### Exercise set
1. List every title of a film or story named in the review of Gabrielle below.
2. According to the review of Gabrielle below, which cinematographer first worked with Chéreau on Those Who Love Me Can Take the Train?

### Document section
Since 1999’s Those Who Love Me Can Take the Train (his first collaboration with the great cinematographer Eric Gautier), Chéreau has emerged as a daredevil stylist. His movies reach for an operatic pitch and are often characterized by a wild abandon and hectic physicality. (Conrad himself called “The Return” a collection of “physical impressions: impressions of sound and sight.”) As befits a microscopic study of a relationship that shifts moment to moment, Gabrielle crackles with electric urgency. Chéreau keeps things off-balance by switching, sometimes for no discernible reason, between color and black-and-white; Gautier’s fleet, responsive camerawork here constitutes a master class in lighting and shooting faces and interiors in CinemaScope.

The main challenge confronting Chéreau is how to dramatize an epiphany, especially one as complex and unpredictable as Jean experiences. That he succeeds is testament to his phenomenal leads, who deliver easily two of the year’s best performances, as psychologically intricate as they are palpably intense. Like “The Return,” Gabrielle monitors the husband’s minutely shaded reaction to his wife’s outbreak of passion—from bafflement and humiliation to a terrified comprehension. Conrad, however, left the wife a nameless cipher—she first appears (in both story and movie) behind a veil. Having given her a name, titled his film for her, and enlisted the fearless Huppert to embody her, Chéreau obviously intends to redress the balance. In this domestic battle, played out amid silently bustling servants and stiffly poised dinner guests, the wife’s reproachful, wounding silences cut deeper than the husband’s stunned, wounded outbursts. The contorted recriminations build to an astonishing scene in which Jean storms into Gabrielle’s bedroom and mounts her, in a ridiculous, mortifying attempt to resuscitate their moribund marriage.

### Given entries

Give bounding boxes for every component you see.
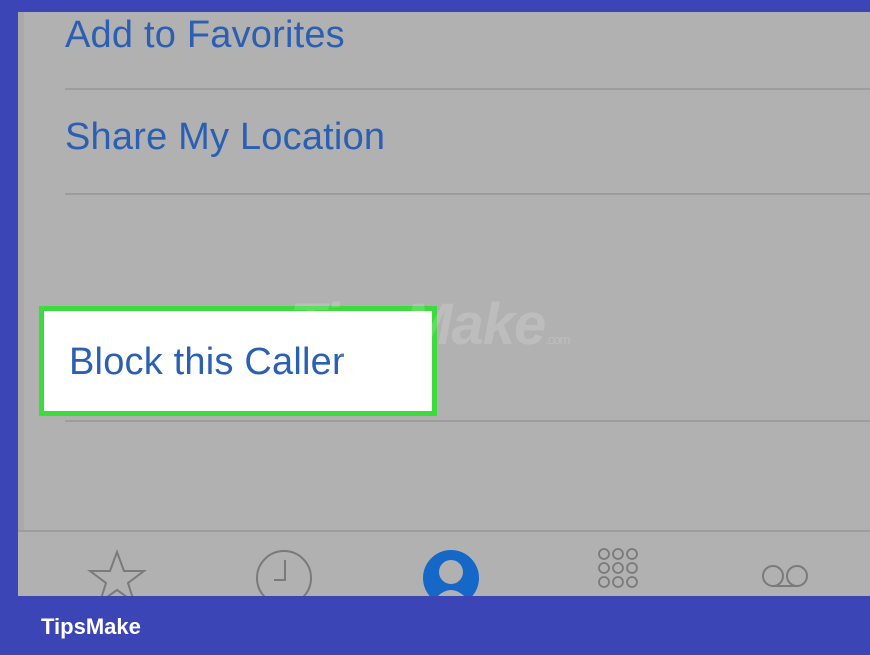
- tab-bar: [18, 530, 870, 596]
- clock-icon: [256, 550, 312, 596]
- add-to-favorites-option[interactable]: Add to Favorites: [65, 14, 345, 57]
- divider: [65, 420, 870, 422]
- watermark-text: TipsMake: [290, 292, 546, 357]
- screen-left-edge: [18, 12, 24, 596]
- tab-recents[interactable]: [249, 546, 319, 596]
- divider: [65, 193, 870, 195]
- tab-contacts[interactable]: [416, 546, 486, 596]
- watermark-suffix: .com: [545, 332, 570, 347]
- contacts-icon: [423, 550, 479, 596]
- tab-voicemail[interactable]: [750, 546, 820, 596]
- footer-bar: TipsMake: [0, 596, 870, 655]
- tab-favorites[interactable]: [82, 546, 152, 596]
- phone-screen: Add to Favorites Share My Location Block…: [18, 12, 870, 596]
- share-my-location-option[interactable]: Share My Location: [65, 116, 385, 159]
- keypad-icon: [598, 548, 638, 588]
- voicemail-icon: [762, 565, 808, 587]
- watermark: TipsMake.com: [290, 291, 570, 358]
- star-icon: [87, 549, 147, 596]
- divider: [65, 88, 870, 90]
- tab-keypad[interactable]: [583, 546, 653, 596]
- footer-brand-label: TipsMake: [41, 614, 141, 639]
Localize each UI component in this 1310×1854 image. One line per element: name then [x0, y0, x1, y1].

### Answer list
1.
Those Who Love Me Can Take the Train
The Return
Gabrielle

2. Eric Gautier